• Source records

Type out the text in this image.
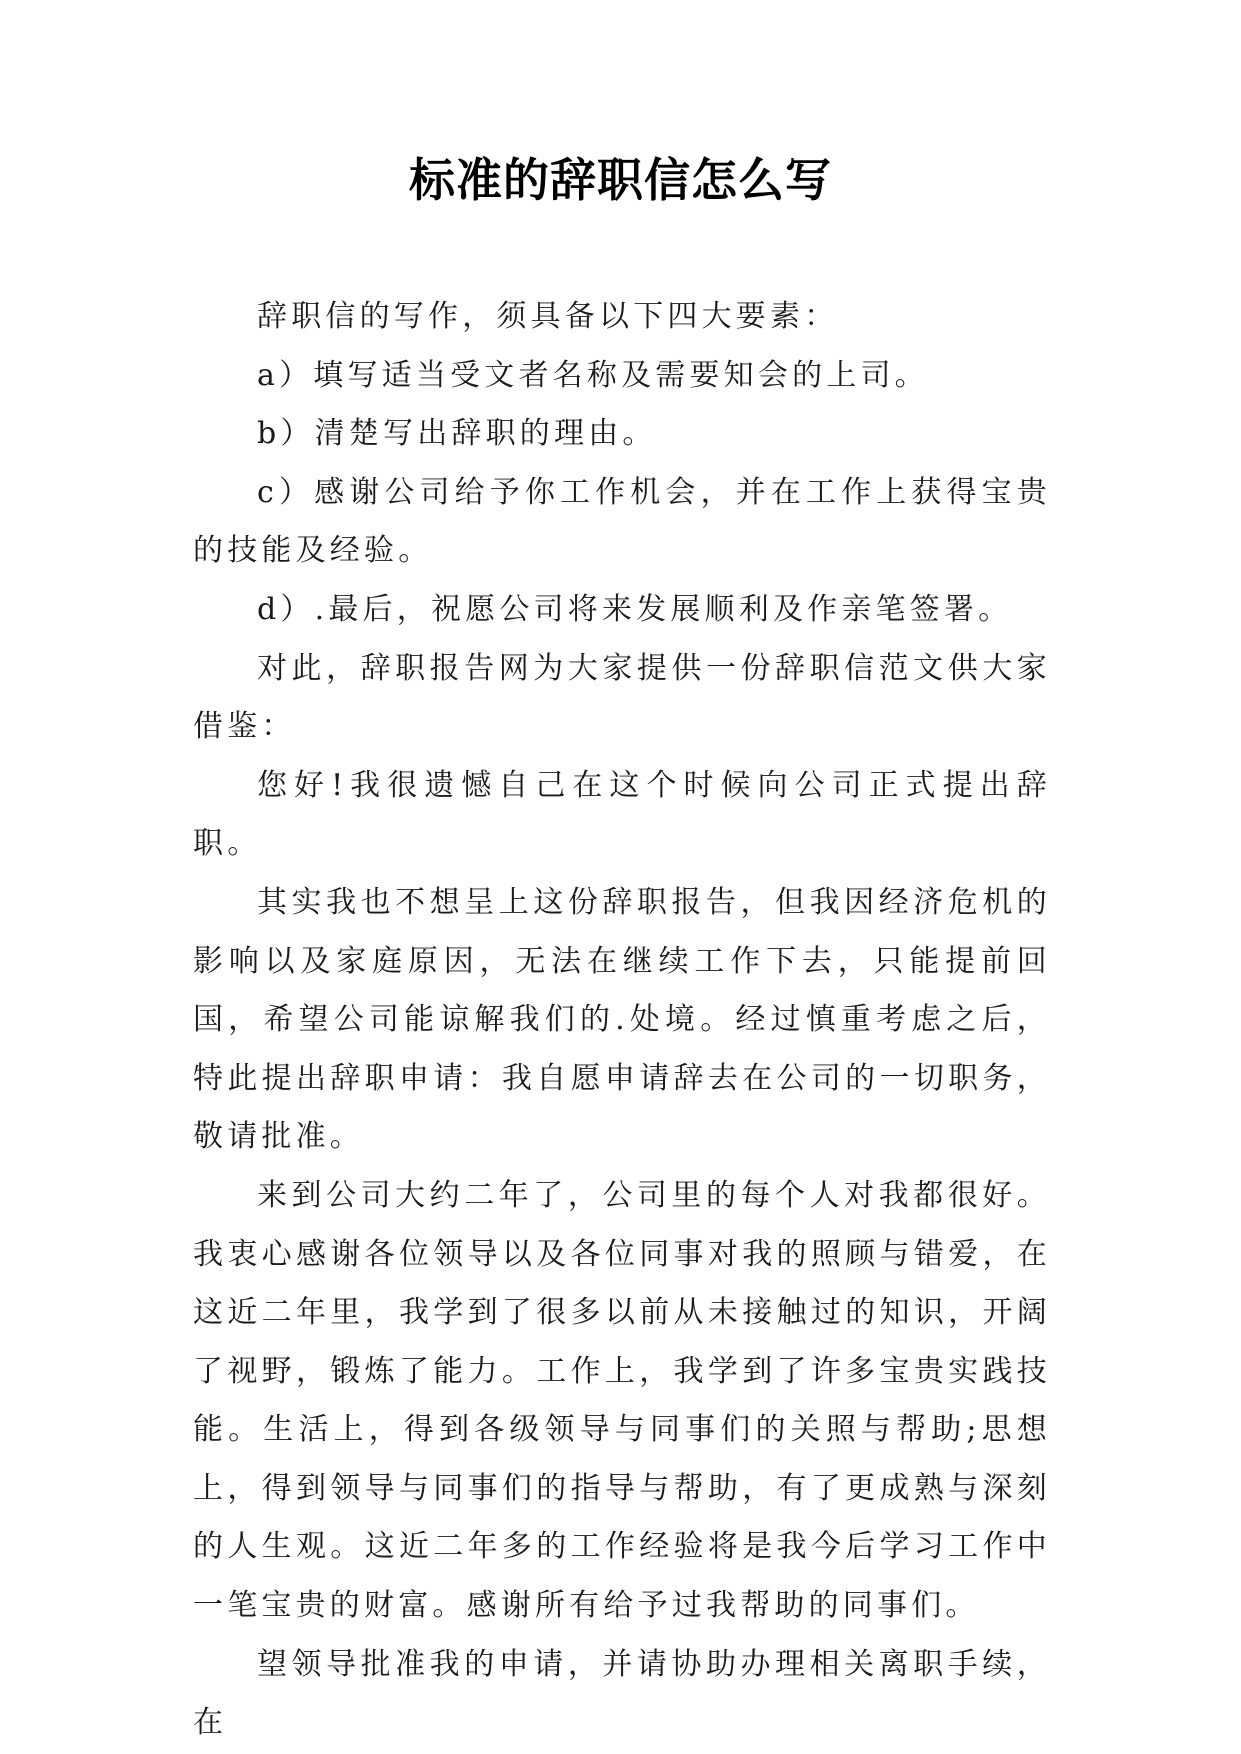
标准的辞职信怎么写

辞职信的写作，须具备以下四大要素：

a）填写适当受文者名称及需要知会的上司。

b）清楚写出辞职的理由。

c）感谢公司给予你工作机会，并在工作上获得宝贵的技能及经验。

d）.最后，祝愿公司将来发展顺利及作亲笔签署。

对此，辞职报告网为大家提供一份辞职信范文供大家借鉴：

您好!我很遗憾自己在这个时候向公司正式提出辞职。

其实我也不想呈上这份辞职报告，但我因经济危机的影响以及家庭原因，无法在继续工作下去，只能提前回国，希望公司能谅解我们的.处境。经过慎重考虑之后，特此提出辞职申请：我自愿申请辞去在公司的一切职务，敬请批准。

来到公司大约二年了，公司里的每个人对我都很好。我衷心感谢各位领导以及各位同事对我的照顾与错爱，在这近二年里，我学到了很多以前从未接触过的知识，开阔了视野，锻炼了能力。工作上，我学到了许多宝贵实践技能。生活上，得到各级领导与同事们的关照与帮助;思想上，得到领导与同事们的指导与帮助，有了更成熟与深刻的人生观。这近二年多的工作经验将是我今后学习工作中一笔宝贵的财富。感谢所有给予过我帮助的同事们。

望领导批准我的申请，并请协助办理相关离职手续，在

• Exercise details
Leave the pictures out and print the records above exactly as they stand.

• Written response
Type out the text in this image.
标准的辞职信怎么写

辞职信的写作，须具备以下四大要素：

a）填写适当受文者名称及需要知会的上司。

b）清楚写出辞职的理由。

c）感谢公司给予你工作机会，并在工作上获得宝贵的技能及经验。

d）.最后，祝愿公司将来发展顺利及作亲笔签署。

对此，辞职报告网为大家提供一份辞职信范文供大家借鉴：

您好!我很遗憾自己在这个时候向公司正式提出辞职。

其实我也不想呈上这份辞职报告，但我因经济危机的影响以及家庭原因，无法在继续工作下去，只能提前回国，希望公司能谅解我们的.处境。经过慎重考虑之后，特此提出辞职申请：我自愿申请辞去在公司的一切职务，敬请批准。

来到公司大约二年了，公司里的每个人对我都很好。我衷心感谢各位领导以及各位同事对我的照顾与错爱，在这近二年里，我学到了很多以前从未接触过的知识，开阔了视野，锻炼了能力。工作上，我学到了许多宝贵实践技能。生活上，得到各级领导与同事们的关照与帮助;思想上，得到领导与同事们的指导与帮助，有了更成熟与深刻的人生观。这近二年多的工作经验将是我今后学习工作中一笔宝贵的财富。感谢所有给予过我帮助的同事们。

望领导批准我的申请，并请协助办理相关离职手续，在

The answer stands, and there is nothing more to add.